Using the data below, gather each line that includes the word "JSON".

- - -

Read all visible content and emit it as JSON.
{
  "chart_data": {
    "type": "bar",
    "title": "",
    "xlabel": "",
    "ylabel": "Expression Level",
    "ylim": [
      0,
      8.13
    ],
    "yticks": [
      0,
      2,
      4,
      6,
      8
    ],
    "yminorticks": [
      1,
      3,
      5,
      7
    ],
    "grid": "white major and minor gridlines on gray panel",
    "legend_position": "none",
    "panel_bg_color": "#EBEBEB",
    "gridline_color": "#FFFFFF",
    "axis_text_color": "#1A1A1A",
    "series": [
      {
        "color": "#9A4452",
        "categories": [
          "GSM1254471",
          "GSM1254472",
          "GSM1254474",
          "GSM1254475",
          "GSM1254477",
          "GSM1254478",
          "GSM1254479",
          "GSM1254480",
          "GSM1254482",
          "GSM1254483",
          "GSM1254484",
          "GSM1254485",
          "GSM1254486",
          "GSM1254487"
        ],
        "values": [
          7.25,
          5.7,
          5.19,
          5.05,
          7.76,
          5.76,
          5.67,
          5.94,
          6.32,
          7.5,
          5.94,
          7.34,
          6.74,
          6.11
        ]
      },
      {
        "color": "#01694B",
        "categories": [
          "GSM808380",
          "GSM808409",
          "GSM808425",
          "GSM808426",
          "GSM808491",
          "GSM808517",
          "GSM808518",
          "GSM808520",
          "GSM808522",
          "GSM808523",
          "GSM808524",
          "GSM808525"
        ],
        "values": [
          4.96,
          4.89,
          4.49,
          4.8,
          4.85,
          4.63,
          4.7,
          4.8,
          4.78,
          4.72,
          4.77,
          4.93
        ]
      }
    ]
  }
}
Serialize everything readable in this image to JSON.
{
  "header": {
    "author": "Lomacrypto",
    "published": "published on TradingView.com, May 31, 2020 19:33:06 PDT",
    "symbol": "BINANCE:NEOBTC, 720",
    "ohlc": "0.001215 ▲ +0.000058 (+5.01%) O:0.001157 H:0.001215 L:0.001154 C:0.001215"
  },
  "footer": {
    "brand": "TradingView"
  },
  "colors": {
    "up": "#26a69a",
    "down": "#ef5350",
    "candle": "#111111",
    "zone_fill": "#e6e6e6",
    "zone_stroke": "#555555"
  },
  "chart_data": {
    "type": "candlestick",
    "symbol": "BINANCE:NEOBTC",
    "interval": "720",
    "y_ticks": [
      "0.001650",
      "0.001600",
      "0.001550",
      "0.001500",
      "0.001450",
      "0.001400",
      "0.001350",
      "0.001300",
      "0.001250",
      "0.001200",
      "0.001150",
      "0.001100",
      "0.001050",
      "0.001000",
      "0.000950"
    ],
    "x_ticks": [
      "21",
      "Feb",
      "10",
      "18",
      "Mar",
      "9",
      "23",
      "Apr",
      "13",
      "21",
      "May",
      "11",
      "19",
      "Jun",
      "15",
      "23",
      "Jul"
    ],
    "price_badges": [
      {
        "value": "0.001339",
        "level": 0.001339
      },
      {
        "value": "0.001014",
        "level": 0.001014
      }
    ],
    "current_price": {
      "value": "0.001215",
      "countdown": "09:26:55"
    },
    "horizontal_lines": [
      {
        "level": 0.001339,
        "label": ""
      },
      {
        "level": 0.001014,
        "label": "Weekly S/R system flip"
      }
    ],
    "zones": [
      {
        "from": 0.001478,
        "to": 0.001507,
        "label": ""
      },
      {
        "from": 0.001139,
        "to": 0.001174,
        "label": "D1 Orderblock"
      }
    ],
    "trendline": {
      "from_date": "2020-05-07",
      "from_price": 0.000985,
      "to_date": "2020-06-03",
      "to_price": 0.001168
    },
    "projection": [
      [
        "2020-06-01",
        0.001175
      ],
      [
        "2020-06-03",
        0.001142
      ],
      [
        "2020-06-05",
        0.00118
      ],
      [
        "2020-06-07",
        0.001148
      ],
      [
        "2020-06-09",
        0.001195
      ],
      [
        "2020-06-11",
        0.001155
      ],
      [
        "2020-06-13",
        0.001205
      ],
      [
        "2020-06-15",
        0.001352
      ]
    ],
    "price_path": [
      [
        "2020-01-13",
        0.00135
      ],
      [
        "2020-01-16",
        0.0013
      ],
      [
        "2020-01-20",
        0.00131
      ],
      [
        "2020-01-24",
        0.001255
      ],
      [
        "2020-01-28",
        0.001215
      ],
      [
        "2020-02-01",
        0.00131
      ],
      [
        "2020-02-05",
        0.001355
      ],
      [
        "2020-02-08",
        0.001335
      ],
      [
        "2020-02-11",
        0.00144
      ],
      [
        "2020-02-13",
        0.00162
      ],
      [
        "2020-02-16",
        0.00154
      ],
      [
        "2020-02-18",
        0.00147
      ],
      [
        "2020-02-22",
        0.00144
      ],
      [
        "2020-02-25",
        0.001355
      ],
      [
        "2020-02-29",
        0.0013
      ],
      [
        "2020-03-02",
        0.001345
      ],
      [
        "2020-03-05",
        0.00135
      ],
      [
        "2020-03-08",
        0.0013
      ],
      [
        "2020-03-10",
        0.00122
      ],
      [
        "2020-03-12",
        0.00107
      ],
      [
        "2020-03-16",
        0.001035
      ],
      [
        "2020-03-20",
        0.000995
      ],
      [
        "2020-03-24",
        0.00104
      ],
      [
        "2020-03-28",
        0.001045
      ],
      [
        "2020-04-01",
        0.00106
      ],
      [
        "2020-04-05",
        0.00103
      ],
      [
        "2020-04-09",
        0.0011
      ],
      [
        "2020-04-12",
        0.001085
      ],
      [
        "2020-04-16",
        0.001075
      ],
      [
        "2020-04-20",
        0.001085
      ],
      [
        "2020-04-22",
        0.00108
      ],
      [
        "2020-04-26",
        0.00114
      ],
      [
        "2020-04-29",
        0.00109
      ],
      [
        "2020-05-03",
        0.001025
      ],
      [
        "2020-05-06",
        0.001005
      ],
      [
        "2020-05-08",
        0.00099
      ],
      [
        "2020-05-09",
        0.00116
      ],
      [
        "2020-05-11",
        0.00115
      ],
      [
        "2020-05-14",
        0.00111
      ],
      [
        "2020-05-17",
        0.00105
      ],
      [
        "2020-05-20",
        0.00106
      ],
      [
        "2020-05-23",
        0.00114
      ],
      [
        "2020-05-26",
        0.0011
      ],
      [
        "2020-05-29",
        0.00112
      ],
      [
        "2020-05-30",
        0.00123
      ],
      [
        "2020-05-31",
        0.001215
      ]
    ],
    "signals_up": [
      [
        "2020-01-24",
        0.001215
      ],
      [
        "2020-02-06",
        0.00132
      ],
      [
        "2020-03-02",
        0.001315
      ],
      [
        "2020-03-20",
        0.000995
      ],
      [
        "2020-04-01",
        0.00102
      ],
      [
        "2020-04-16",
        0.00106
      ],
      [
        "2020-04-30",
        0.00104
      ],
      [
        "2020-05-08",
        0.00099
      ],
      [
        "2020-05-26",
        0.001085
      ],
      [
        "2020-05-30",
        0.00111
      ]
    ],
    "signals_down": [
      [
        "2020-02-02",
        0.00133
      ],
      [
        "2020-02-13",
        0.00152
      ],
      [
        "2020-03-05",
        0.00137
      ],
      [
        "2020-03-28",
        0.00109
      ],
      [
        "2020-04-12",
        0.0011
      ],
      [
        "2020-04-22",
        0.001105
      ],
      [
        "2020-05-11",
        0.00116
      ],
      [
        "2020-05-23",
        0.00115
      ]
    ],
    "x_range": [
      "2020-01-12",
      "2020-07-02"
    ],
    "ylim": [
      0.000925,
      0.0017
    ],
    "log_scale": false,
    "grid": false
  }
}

- - -

• [Solution to this task]:
Read all visible content and emit it as JSON.
Serialize everything readable in this image to JSON.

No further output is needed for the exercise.